(Collection entries)
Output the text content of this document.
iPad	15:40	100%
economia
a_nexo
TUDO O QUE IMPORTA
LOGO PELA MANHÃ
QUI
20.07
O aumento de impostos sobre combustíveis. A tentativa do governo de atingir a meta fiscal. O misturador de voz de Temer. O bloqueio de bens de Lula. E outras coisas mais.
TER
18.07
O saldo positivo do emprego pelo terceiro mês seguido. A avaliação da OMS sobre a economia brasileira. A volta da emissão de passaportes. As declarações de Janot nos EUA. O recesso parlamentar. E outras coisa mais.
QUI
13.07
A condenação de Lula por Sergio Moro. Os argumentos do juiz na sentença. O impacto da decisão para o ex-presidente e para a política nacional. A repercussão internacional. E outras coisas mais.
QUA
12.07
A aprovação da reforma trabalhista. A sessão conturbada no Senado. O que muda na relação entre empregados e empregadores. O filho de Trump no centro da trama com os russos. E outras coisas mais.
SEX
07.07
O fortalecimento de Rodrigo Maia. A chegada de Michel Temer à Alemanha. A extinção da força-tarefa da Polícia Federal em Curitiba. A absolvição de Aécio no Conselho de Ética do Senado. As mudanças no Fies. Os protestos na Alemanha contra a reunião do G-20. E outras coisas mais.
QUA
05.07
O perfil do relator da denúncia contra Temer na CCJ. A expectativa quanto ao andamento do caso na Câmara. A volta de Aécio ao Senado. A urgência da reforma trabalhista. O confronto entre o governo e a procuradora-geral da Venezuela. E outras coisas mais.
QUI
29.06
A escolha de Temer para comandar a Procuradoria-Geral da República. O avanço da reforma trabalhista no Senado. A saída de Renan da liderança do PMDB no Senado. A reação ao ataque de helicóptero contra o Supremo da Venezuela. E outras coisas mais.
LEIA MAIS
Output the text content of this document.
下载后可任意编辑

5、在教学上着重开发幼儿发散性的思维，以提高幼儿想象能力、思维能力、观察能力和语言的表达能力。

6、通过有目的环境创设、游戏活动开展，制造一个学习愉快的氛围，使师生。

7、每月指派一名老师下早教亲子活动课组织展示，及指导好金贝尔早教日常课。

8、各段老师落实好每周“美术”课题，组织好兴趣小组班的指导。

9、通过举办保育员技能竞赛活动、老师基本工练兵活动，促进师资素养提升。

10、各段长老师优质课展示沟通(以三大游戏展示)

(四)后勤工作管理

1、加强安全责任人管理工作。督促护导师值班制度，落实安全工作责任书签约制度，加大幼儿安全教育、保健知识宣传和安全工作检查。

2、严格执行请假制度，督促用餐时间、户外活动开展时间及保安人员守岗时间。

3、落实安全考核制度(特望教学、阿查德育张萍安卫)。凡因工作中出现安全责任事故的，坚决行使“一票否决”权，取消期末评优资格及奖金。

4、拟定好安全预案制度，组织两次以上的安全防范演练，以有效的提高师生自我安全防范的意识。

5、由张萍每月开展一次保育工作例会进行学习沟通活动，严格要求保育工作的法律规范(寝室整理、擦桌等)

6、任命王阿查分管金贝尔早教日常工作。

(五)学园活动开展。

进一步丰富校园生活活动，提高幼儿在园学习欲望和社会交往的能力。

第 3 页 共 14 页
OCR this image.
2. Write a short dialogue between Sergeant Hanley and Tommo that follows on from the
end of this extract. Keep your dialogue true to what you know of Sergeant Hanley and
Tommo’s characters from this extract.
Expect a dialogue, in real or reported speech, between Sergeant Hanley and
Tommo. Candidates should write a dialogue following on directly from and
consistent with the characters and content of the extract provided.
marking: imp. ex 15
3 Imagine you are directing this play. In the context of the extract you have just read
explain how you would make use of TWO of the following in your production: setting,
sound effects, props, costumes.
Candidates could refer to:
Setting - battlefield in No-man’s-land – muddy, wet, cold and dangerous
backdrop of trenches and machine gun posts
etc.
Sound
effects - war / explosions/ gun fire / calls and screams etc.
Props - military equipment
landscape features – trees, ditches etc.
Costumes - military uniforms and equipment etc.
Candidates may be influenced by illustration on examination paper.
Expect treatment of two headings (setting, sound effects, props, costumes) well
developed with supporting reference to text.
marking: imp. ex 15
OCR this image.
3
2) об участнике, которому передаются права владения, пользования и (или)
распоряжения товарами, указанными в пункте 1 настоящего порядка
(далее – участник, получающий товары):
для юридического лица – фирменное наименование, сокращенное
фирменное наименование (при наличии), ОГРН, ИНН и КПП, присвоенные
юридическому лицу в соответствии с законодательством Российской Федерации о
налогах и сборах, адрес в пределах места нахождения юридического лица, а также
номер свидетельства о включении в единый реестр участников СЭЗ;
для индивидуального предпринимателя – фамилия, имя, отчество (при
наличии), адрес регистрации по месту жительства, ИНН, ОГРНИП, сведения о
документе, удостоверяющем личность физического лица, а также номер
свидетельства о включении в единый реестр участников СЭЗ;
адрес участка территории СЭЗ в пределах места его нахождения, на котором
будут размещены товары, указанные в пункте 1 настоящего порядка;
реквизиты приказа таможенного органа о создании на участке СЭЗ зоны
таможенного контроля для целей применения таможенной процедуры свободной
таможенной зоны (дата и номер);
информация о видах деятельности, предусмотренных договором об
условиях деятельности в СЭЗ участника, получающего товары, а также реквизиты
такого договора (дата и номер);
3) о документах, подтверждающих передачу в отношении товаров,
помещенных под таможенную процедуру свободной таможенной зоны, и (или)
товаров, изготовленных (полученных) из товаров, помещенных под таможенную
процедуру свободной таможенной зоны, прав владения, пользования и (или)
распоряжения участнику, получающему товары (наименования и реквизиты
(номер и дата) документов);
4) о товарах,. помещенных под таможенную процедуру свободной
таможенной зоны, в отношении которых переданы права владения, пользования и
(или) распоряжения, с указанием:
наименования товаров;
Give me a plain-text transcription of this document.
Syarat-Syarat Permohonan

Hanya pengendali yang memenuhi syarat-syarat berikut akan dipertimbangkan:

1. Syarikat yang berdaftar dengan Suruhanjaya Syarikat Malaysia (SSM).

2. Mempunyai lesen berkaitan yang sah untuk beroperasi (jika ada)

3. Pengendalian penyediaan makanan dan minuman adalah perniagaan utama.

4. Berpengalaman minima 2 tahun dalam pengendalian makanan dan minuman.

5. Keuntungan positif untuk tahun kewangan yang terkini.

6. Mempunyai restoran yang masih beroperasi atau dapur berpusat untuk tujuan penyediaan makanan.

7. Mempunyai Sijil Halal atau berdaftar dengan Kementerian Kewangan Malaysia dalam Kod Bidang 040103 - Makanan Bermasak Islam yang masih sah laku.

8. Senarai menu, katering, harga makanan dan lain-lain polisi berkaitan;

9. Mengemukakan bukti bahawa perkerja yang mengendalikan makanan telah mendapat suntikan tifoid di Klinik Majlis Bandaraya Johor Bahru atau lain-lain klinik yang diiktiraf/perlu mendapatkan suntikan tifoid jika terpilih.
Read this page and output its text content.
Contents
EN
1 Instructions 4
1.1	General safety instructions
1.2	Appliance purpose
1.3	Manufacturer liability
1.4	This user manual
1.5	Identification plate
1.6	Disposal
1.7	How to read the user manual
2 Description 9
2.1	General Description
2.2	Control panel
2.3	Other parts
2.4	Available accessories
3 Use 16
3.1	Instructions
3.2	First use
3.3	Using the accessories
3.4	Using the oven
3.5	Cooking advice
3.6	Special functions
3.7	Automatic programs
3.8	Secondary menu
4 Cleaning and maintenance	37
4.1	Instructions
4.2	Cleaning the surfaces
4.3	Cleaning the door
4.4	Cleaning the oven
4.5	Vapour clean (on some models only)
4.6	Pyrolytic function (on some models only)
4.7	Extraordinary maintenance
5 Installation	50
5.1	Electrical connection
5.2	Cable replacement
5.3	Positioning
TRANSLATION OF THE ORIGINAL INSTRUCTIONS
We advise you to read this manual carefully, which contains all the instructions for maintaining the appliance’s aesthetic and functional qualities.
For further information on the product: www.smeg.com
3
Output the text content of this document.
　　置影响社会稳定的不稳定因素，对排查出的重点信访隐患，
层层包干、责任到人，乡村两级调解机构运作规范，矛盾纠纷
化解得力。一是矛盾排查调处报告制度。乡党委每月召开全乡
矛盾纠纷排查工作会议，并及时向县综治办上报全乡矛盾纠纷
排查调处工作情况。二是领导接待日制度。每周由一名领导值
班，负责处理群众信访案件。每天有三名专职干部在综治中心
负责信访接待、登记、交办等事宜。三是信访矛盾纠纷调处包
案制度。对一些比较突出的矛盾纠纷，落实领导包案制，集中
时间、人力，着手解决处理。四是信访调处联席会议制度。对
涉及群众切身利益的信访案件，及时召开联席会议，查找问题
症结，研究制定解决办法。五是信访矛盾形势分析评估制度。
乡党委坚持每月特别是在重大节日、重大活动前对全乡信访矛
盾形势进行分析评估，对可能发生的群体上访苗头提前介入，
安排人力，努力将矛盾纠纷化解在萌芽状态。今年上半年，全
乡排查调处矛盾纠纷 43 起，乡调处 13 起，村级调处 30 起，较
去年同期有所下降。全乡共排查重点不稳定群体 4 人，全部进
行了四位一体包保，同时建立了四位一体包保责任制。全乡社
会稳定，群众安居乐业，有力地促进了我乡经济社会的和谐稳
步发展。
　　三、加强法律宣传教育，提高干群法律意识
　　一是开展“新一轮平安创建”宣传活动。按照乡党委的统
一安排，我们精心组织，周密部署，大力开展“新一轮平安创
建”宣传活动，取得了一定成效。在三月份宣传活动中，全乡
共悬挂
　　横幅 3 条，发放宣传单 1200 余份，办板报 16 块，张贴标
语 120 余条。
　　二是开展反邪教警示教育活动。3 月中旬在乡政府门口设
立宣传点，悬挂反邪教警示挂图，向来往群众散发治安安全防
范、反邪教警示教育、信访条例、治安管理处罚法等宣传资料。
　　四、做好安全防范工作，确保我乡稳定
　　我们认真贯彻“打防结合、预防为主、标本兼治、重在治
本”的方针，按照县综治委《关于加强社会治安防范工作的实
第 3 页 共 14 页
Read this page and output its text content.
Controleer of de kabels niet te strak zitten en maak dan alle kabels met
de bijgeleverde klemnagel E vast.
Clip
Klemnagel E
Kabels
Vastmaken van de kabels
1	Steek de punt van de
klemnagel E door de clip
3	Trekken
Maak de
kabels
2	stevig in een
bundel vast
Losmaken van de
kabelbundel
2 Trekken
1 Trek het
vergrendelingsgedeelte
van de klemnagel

-- CHALLENGE --
Which lines hold the word "yang"? Copy all of them.

-- COMPLETED TASK --
Hanya pengendali yang memenuhi syarat-syarat berikut akan dipertimbangkan:
1. Syarikat yang berdaftar dengan Suruhanjaya Syarikat Malaysia (SSM).
2. Mempunyai lesen berkaitan yang sah untuk beroperasi (jika ada)
5. Keuntungan positif untuk tahun kewangan yang terkini.
6. Mempunyai restoran yang masih beroperasi atau dapur berpusat untuk tujuan penyediaan makanan.
7. Mempunyai Sijil Halal atau berdaftar dengan Kementerian Kewangan Malaysia dalam Kod Bidang 040103 - Makanan Bermasak Islam yang masih sah laku.
9. Mengemukakan bukti bahawa perkerja yang mengendalikan makanan telah mendapat suntikan tifoid di Klinik Majlis Bandaraya Johor Bahru atau lain-lain klinik yang diiktiraf/perlu mendapatkan suntikan tifoid jika terpilih.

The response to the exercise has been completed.